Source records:
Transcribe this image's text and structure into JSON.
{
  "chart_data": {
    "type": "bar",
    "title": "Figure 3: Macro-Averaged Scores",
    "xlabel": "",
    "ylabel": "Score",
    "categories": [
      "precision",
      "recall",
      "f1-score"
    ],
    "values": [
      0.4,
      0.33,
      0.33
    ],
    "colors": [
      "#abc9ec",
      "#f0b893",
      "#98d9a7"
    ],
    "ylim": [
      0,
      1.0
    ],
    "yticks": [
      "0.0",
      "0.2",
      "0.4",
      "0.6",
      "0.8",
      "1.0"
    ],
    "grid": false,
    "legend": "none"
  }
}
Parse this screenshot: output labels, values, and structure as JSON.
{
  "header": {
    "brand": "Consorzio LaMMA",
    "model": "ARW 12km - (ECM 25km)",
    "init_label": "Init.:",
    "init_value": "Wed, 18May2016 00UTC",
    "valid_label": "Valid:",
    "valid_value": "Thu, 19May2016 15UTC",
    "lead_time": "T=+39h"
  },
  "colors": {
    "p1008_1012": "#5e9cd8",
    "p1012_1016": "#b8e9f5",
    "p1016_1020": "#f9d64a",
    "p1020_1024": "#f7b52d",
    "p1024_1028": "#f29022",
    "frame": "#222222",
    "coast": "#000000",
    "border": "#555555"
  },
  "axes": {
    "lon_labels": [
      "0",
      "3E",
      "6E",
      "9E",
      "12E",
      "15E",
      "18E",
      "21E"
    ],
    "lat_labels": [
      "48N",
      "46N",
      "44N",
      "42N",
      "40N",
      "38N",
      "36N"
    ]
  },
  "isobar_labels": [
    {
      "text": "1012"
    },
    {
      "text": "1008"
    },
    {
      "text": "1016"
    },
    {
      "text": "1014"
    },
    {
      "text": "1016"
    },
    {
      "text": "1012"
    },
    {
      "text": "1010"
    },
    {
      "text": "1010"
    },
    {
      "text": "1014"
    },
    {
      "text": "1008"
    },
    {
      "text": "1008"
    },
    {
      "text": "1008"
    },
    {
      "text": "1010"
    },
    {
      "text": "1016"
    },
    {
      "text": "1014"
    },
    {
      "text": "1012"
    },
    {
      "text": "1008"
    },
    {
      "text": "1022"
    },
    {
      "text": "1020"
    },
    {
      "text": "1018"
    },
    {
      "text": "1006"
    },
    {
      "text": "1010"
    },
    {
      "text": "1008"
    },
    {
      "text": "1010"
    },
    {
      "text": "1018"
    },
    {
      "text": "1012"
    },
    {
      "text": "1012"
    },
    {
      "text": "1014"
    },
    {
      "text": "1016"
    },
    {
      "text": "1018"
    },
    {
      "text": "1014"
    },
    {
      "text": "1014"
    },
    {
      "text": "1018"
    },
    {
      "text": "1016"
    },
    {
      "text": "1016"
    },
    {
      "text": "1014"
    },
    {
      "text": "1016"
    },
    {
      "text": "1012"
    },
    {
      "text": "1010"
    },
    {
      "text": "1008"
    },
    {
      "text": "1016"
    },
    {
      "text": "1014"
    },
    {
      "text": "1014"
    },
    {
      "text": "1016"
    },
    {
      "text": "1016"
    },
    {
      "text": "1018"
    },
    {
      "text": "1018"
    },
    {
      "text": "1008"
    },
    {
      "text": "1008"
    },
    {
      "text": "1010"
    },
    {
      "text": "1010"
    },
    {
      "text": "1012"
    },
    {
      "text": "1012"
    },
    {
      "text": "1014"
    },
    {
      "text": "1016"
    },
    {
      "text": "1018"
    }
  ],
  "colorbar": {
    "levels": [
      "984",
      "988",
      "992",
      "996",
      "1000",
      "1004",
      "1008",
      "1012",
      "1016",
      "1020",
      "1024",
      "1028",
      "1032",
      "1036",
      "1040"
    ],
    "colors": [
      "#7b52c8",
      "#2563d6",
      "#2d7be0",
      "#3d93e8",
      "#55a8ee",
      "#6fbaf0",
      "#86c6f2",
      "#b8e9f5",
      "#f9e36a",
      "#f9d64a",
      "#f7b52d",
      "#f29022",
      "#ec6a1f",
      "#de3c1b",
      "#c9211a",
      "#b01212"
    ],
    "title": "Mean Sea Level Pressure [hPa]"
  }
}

### What is being asked
Extract the data in full. Keep it word for word.

### Exercise output
Transcribe this image's text and structure into JSON.
{
  "chart_data": {
    "type": "bar",
    "title": "Figure 3: Macro-Averaged Scores",
    "xlabel": "",
    "ylabel": "Score",
    "categories": [
      "precision",
      "recall",
      "f1-score"
    ],
    "values": [
      0.4,
      0.33,
      0.33
    ],
    "colors": [
      "#abc9ec",
      "#f0b893",
      "#98d9a7"
    ],
    "ylim": [
      0,
      1.0
    ],
    "yticks": [
      "0.0",
      "0.2",
      "0.4",
      "0.6",
      "0.8",
      "1.0"
    ],
    "grid": false,
    "legend": "none"
  }
}
Parse this screenshot: output labels, values, and structure as JSON.
{
  "header": {
    "brand": "Consorzio LaMMA",
    "model": "ARW 12km - (ECM 25km)",
    "init_label": "Init.:",
    "init_value": "Wed, 18May2016 00UTC",
    "valid_label": "Valid:",
    "valid_value": "Thu, 19May2016 15UTC",
    "lead_time": "T=+39h"
  },
  "colors": {
    "p1008_1012": "#5e9cd8",
    "p1012_1016": "#b8e9f5",
    "p1016_1020": "#f9d64a",
    "p1020_1024": "#f7b52d",
    "p1024_1028": "#f29022",
    "frame": "#222222",
    "coast": "#000000",
    "border": "#555555"
  },
  "axes": {
    "lon_labels": [
      "0",
      "3E",
      "6E",
      "9E",
      "12E",
      "15E",
      "18E",
      "21E"
    ],
    "lat_labels": [
      "48N",
      "46N",
      "44N",
      "42N",
      "40N",
      "38N",
      "36N"
    ]
  },
  "isobar_labels": [
    {
      "text": "1012"
    },
    {
      "text": "1008"
    },
    {
      "text": "1016"
    },
    {
      "text": "1014"
    },
    {
      "text": "1016"
    },
    {
      "text": "1012"
    },
    {
      "text": "1010"
    },
    {
      "text": "1010"
    },
    {
      "text": "1014"
    },
    {
      "text": "1008"
    },
    {
      "text": "1008"
    },
    {
      "text": "1008"
    },
    {
      "text": "1010"
    },
    {
      "text": "1016"
    },
    {
      "text": "1014"
    },
    {
      "text": "1012"
    },
    {
      "text": "1008"
    },
    {
      "text": "1022"
    },
    {
      "text": "1020"
    },
    {
      "text": "1018"
    },
    {
      "text": "1006"
    },
    {
      "text": "1010"
    },
    {
      "text": "1008"
    },
    {
      "text": "1010"
    },
    {
      "text": "1018"
    },
    {
      "text": "1012"
    },
    {
      "text": "1012"
    },
    {
      "text": "1014"
    },
    {
      "text": "1016"
    },
    {
      "text": "1018"
    },
    {
      "text": "1014"
    },
    {
      "text": "1014"
    },
    {
      "text": "1018"
    },
    {
      "text": "1016"
    },
    {
      "text": "1016"
    },
    {
      "text": "1014"
    },
    {
      "text": "1016"
    },
    {
      "text": "1012"
    },
    {
      "text": "1010"
    },
    {
      "text": "1008"
    },
    {
      "text": "1016"
    },
    {
      "text": "1014"
    },
    {
      "text": "1014"
    },
    {
      "text": "1016"
    },
    {
      "text": "1016"
    },
    {
      "text": "1018"
    },
    {
      "text": "1018"
    },
    {
      "text": "1008"
    },
    {
      "text": "1008"
    },
    {
      "text": "1010"
    },
    {
      "text": "1010"
    },
    {
      "text": "1012"
    },
    {
      "text": "1012"
    },
    {
      "text": "1014"
    },
    {
      "text": "1016"
    },
    {
      "text": "1018"
    }
  ],
  "colorbar": {
    "levels": [
      "984",
      "988",
      "992",
      "996",
      "1000",
      "1004",
      "1008",
      "1012",
      "1016",
      "1020",
      "1024",
      "1028",
      "1032",
      "1036",
      "1040"
    ],
    "colors": [
      "#7b52c8",
      "#2563d6",
      "#2d7be0",
      "#3d93e8",
      "#55a8ee",
      "#6fbaf0",
      "#86c6f2",
      "#b8e9f5",
      "#f9e36a",
      "#f9d64a",
      "#f7b52d",
      "#f29022",
      "#ec6a1f",
      "#de3c1b",
      "#c9211a",
      "#b01212"
    ],
    "title": "Mean Sea Level Pressure [hPa]"
  }
}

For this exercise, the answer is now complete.